> _作業依頼 1_:
リツキシマブの論文要約をもとに、次の問いに答えてください。
(a) 研究の対象施設はいくつですか。
(b) 解析に使われたソフトは何ですか。
(c) 副作用のうち感染症が見られたのは何人ですか。
> _作業依頼 2_: リツキシマブの論文要約で挙げられている解析方法をすべて列挙してください。
> _作業依頼 3_: リツキシマブの論文要約から、「継続治療375mg/m2/w for 4wks」から「diphenhydramine:50mg + acetaminophen:1g(RTX使用時に全例全回使用)」までの部分を一字一句そのまま引用してください。

> _提供抜粋_:
Rituximab for the treatment of eosinophilic granulomatosis with polyangiitis (Churg–Strauss)
Mohammad AJ, et al. Ann Rheum Dis 2014;0:1–6. doi:10.1136/annrheumdis-2014-206095
http://www.ncbi.nlm.nih.gov/pubmed/25467294
〔背景と目的〕
・これまでの通常のEGPAの治療はステロイド±免疫抑制剤であった。
しかし、効果が十分ではない場合や毒性、再燃率の高さが問題視されていた。
リツキシマブはGPAやMPAに使用可能であり、EGPAでの有効性を検証する
〔方法〕
・デザイン:後方視研究
・対象患者:リツキシマブ使用したEGPA患者41人(女性:21人、男性:20人)
・EGPAの診断:1990年ACR基準
・対象施設:血管炎を扱う4施設(USA, French, Germany, UK)
・実施時期:2003年から2013年
・実施期間:12カ月間(3, 6, 9カ月間でも評価)
・測定項目:BVAS
・有効性評価:寛解はBVAS=0、部分寛解はBVAS≧50%の改善
・再燃の定義:EGPAの症状の出現、免疫抑制剤の追加やステロイド増量、BVAS悪化。
・プロトコール:初期治療375mg/m2/w for 4wks (n=10), 1000mg*2 (n=30), 800mg*2(n=1)
継続治療375mg/m2/w for 4wks (n=3), 1000mg*2 (n=2), 1000mg*1 (n=16), 600mg*1 (n=1)
・pre medication: hydrocortisone:100mg + chlopheniramine:10mg or diphenhydramine:50mg + acetaminophen:1g(RTX使用時に全例全回使用)
・調査項目:Disease Extent Index (DEI), PR3-ANCA, MPO-ANCA, CD19+ B-cell, BVAS
・免疫抑制剤:使用歴は36/41(88%)、開始時併用はMMF:7, AZA:3, CYC:3, MTX:2, IVIg:1
12カ月後使用は、AZA:5, MTX:5
・解析方法:Fisher’s exact test, χ2, Student-t, Mann-Whitney U
・解析ソフト:IBM SPSS V.22.0
・倫理規定、IC:個々の施設の規定に従った
〔結果〕
・治療抵抗性:15人、再燃:21人、新患:5人(IVCYができなかった人)
・1コースのみの投与:19人、繰り返し投与:22人
・BVAS:11→2(6カ月)→1(12カ月)(p<0.001)
・6カ月の時点での評価。寛解:34%、部分寛解:49%(合計83%が寛解)
・12カ月の時点での評価。寛解:49%、部分寛解:39%
・ステロイド量:15mg→8mg (6カ月後)→8mg(12カ月後)。(p<0.001)。全員が減量できた。
・ANCA(+)例は、高率(12/15:80%)に12カ月で寛解に至った。Cf. ANCA (-):8/21(38%)
・副作用は合計31人。うち感染症:15人(重症:6人)
〔議論〕
・4施設、41人のEGPAに対し、リツキシマブを使用して、良好な寛解率を達成した。
・ステロイドも減量できた。
・フランス血管炎研究会では、52/66で寛解
・ANCAの値と有効性を議論した報告はない。
〔限界〕
・後方視研究のため、データの欠落も多い。
・多施設のため、リツキサン使用のプロトコールが違う、免疫抑制剤の使用について統一性がない
・選択バイアスがある
・国が異なる
〔結論〕
・EGPAに対するリツキシマブ治療は寛解率もよく、ステロイドも減量できた。リツキシマブはEGPAに対する治療になる可能性も示唆される。

> _保存データ_:
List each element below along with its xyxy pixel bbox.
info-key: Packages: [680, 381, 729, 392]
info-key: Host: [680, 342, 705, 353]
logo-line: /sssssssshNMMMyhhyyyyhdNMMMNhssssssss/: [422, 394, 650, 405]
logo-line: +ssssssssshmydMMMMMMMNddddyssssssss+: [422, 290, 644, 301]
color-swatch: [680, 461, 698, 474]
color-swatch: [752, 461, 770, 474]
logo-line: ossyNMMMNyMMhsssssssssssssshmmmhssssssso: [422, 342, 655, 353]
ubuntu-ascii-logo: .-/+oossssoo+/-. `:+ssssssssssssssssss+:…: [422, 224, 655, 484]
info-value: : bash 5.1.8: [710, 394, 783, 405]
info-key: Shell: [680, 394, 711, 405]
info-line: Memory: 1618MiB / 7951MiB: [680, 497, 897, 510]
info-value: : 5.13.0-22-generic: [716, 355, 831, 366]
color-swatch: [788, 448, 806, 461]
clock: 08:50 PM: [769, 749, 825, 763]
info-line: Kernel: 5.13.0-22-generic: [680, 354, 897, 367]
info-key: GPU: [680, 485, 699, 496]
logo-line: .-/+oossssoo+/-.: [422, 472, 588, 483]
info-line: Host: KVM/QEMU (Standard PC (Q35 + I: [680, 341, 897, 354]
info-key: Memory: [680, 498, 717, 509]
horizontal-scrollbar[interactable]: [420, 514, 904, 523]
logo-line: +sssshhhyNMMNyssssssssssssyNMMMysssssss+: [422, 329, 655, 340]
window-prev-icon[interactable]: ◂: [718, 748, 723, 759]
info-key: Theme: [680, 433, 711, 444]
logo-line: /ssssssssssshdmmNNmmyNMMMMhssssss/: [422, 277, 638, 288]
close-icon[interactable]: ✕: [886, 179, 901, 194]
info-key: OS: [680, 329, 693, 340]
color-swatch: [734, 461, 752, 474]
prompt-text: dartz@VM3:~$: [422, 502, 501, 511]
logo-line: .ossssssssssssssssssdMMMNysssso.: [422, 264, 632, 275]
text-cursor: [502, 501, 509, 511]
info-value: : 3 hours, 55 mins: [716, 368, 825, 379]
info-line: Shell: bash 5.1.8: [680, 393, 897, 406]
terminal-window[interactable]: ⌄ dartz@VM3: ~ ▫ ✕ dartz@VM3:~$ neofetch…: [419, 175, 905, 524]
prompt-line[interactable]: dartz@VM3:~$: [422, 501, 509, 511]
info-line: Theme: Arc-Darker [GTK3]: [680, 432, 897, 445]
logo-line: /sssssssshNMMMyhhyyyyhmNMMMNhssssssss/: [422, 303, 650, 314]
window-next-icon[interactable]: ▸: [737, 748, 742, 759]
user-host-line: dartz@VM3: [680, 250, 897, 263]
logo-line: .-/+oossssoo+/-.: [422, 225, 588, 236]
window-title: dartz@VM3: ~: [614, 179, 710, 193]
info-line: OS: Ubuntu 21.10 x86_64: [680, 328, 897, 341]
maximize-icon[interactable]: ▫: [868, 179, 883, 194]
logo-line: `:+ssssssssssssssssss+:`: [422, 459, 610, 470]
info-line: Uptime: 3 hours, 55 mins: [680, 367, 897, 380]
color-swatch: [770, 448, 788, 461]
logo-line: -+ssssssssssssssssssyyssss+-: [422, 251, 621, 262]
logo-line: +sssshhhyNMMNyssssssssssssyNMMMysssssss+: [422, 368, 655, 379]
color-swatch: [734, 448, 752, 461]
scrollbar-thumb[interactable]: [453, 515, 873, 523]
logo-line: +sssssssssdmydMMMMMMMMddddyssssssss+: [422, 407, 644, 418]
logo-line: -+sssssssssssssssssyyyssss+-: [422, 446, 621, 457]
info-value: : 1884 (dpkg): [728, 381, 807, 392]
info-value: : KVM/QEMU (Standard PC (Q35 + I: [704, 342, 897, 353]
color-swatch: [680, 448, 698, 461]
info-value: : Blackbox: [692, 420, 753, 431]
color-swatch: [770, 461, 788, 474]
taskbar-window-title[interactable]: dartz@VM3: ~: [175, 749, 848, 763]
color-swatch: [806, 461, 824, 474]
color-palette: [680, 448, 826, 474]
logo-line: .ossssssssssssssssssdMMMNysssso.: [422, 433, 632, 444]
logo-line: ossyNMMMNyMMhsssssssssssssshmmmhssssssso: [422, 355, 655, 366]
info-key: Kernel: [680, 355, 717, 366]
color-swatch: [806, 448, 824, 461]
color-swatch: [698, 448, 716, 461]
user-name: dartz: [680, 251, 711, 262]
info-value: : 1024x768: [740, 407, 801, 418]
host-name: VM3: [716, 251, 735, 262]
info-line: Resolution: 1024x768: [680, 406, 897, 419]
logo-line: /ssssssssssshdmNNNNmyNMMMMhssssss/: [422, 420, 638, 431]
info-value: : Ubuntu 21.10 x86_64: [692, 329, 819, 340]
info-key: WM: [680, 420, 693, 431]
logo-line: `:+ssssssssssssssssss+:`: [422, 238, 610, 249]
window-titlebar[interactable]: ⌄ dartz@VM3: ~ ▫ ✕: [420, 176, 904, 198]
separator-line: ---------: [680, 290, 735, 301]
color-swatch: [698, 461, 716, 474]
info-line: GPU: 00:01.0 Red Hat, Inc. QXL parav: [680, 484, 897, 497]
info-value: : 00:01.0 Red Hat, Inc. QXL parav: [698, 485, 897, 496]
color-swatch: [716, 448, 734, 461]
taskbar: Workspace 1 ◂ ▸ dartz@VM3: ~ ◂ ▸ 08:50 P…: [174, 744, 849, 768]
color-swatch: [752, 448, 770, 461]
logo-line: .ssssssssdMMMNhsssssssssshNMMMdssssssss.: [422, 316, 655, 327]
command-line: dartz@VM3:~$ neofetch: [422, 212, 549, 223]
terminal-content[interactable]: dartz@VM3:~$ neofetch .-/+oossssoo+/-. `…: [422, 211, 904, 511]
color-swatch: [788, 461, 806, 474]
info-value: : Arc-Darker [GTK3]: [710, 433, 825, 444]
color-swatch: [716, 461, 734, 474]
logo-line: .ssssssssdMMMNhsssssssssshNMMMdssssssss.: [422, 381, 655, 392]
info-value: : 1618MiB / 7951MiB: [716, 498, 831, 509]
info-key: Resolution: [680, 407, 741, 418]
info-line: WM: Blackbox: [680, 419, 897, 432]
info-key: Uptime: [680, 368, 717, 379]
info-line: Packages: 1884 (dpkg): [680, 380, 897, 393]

> _解答欄 1_:
(a) 4施設です。
(b) IBM SPSS V.22.0です。
(c) 15人です。

> _解答欄 2_:
- Fisher’s exact test
- χ2
- Student-t
- Mann-Whitney U

> _解答欄 3_:
継続治療375mg/m2/w for 4wks (n=3), 1000mg*2 (n=2), 1000mg*1 (n=16), 600mg*1 (n=1)
・pre medication: hydrocortisone:100mg + chlopheniramine:10mg or diphenhydramine:50mg + acetaminophen:1g(RTX使用時に全例全回使用)